[Figure dataset records]
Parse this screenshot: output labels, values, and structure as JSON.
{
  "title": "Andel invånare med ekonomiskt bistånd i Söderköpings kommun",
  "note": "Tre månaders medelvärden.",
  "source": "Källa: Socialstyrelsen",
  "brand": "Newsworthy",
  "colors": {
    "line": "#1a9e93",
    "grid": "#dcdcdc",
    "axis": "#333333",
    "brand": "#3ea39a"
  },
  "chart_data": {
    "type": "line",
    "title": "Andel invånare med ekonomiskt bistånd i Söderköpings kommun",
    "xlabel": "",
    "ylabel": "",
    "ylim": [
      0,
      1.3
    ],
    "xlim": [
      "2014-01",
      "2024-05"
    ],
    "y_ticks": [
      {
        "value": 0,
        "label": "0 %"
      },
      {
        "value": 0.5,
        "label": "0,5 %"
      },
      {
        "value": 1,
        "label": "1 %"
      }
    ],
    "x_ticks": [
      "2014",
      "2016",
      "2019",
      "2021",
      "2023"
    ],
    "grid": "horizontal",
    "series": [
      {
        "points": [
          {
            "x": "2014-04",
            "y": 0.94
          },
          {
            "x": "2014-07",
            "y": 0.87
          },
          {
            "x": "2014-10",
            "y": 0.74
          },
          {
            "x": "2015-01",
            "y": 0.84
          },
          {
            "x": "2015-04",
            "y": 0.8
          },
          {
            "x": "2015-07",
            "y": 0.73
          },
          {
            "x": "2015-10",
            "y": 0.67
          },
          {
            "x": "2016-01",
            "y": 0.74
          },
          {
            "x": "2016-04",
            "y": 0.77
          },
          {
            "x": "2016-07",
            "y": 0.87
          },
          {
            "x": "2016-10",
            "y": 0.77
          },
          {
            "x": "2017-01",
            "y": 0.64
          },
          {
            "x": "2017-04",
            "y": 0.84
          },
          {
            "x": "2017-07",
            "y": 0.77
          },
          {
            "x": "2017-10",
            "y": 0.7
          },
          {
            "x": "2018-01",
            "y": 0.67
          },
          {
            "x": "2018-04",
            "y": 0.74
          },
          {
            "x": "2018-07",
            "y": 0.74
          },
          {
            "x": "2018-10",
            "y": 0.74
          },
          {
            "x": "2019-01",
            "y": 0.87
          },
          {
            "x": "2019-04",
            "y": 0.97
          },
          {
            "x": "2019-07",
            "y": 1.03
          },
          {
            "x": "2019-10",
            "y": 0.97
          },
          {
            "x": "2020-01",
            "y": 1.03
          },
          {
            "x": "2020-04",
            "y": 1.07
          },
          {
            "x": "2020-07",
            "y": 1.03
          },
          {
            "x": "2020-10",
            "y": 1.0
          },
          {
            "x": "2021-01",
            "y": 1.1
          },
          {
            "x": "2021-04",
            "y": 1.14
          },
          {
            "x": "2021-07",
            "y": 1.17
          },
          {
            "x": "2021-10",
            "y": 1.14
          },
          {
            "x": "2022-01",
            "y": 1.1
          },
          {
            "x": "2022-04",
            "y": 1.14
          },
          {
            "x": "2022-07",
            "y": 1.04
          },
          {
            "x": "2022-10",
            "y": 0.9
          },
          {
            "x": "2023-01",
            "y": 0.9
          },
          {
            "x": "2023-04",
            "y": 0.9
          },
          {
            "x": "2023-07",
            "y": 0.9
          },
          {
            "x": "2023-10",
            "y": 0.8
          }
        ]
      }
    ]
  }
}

- **Goal**
Return all of the data precisely as it appears.

- **Result of the task**
Parse this screenshot: output labels, values, and structure as JSON.
{
  "title": "Andel invånare med ekonomiskt bistånd i Söderköpings kommun",
  "note": "Tre månaders medelvärden.",
  "source": "Källa: Socialstyrelsen",
  "brand": "Newsworthy",
  "colors": {
    "line": "#1a9e93",
    "grid": "#dcdcdc",
    "axis": "#333333",
    "brand": "#3ea39a"
  },
  "chart_data": {
    "type": "line",
    "title": "Andel invånare med ekonomiskt bistånd i Söderköpings kommun",
    "xlabel": "",
    "ylabel": "",
    "ylim": [
      0,
      1.3
    ],
    "xlim": [
      "2014-01",
      "2024-05"
    ],
    "y_ticks": [
      {
        "value": 0,
        "label": "0 %"
      },
      {
        "value": 0.5,
        "label": "0,5 %"
      },
      {
        "value": 1,
        "label": "1 %"
      }
    ],
    "x_ticks": [
      "2014",
      "2016",
      "2019",
      "2021",
      "2023"
    ],
    "grid": "horizontal",
    "series": [
      {
        "points": [
          {
            "x": "2014-04",
            "y": 0.94
          },
          {
            "x": "2014-07",
            "y": 0.87
          },
          {
            "x": "2014-10",
            "y": 0.74
          },
          {
            "x": "2015-01",
            "y": 0.84
          },
          {
            "x": "2015-04",
            "y": 0.8
          },
          {
            "x": "2015-07",
            "y": 0.73
          },
          {
            "x": "2015-10",
            "y": 0.67
          },
          {
            "x": "2016-01",
            "y": 0.74
          },
          {
            "x": "2016-04",
            "y": 0.77
          },
          {
            "x": "2016-07",
            "y": 0.87
          },
          {
            "x": "2016-10",
            "y": 0.77
          },
          {
            "x": "2017-01",
            "y": 0.64
          },
          {
            "x": "2017-04",
            "y": 0.84
          },
          {
            "x": "2017-07",
            "y": 0.77
          },
          {
            "x": "2017-10",
            "y": 0.7
          },
          {
            "x": "2018-01",
            "y": 0.67
          },
          {
            "x": "2018-04",
            "y": 0.74
          },
          {
            "x": "2018-07",
            "y": 0.74
          },
          {
            "x": "2018-10",
            "y": 0.74
          },
          {
            "x": "2019-01",
            "y": 0.87
          },
          {
            "x": "2019-04",
            "y": 0.97
          },
          {
            "x": "2019-07",
            "y": 1.03
          },
          {
            "x": "2019-10",
            "y": 0.97
          },
          {
            "x": "2020-01",
            "y": 1.03
          },
          {
            "x": "2020-04",
            "y": 1.07
          },
          {
            "x": "2020-07",
            "y": 1.03
          },
          {
            "x": "2020-10",
            "y": 1.0
          },
          {
            "x": "2021-01",
            "y": 1.1
          },
          {
            "x": "2021-04",
            "y": 1.14
          },
          {
            "x": "2021-07",
            "y": 1.17
          },
          {
            "x": "2021-10",
            "y": 1.14
          },
          {
            "x": "2022-01",
            "y": 1.1
          },
          {
            "x": "2022-04",
            "y": 1.14
          },
          {
            "x": "2022-07",
            "y": 1.04
          },
          {
            "x": "2022-10",
            "y": 0.9
          },
          {
            "x": "2023-01",
            "y": 0.9
          },
          {
            "x": "2023-04",
            "y": 0.9
          },
          {
            "x": "2023-07",
            "y": 0.9
          },
          {
            "x": "2023-10",
            "y": 0.8
          }
        ]
      }
    ]
  }
}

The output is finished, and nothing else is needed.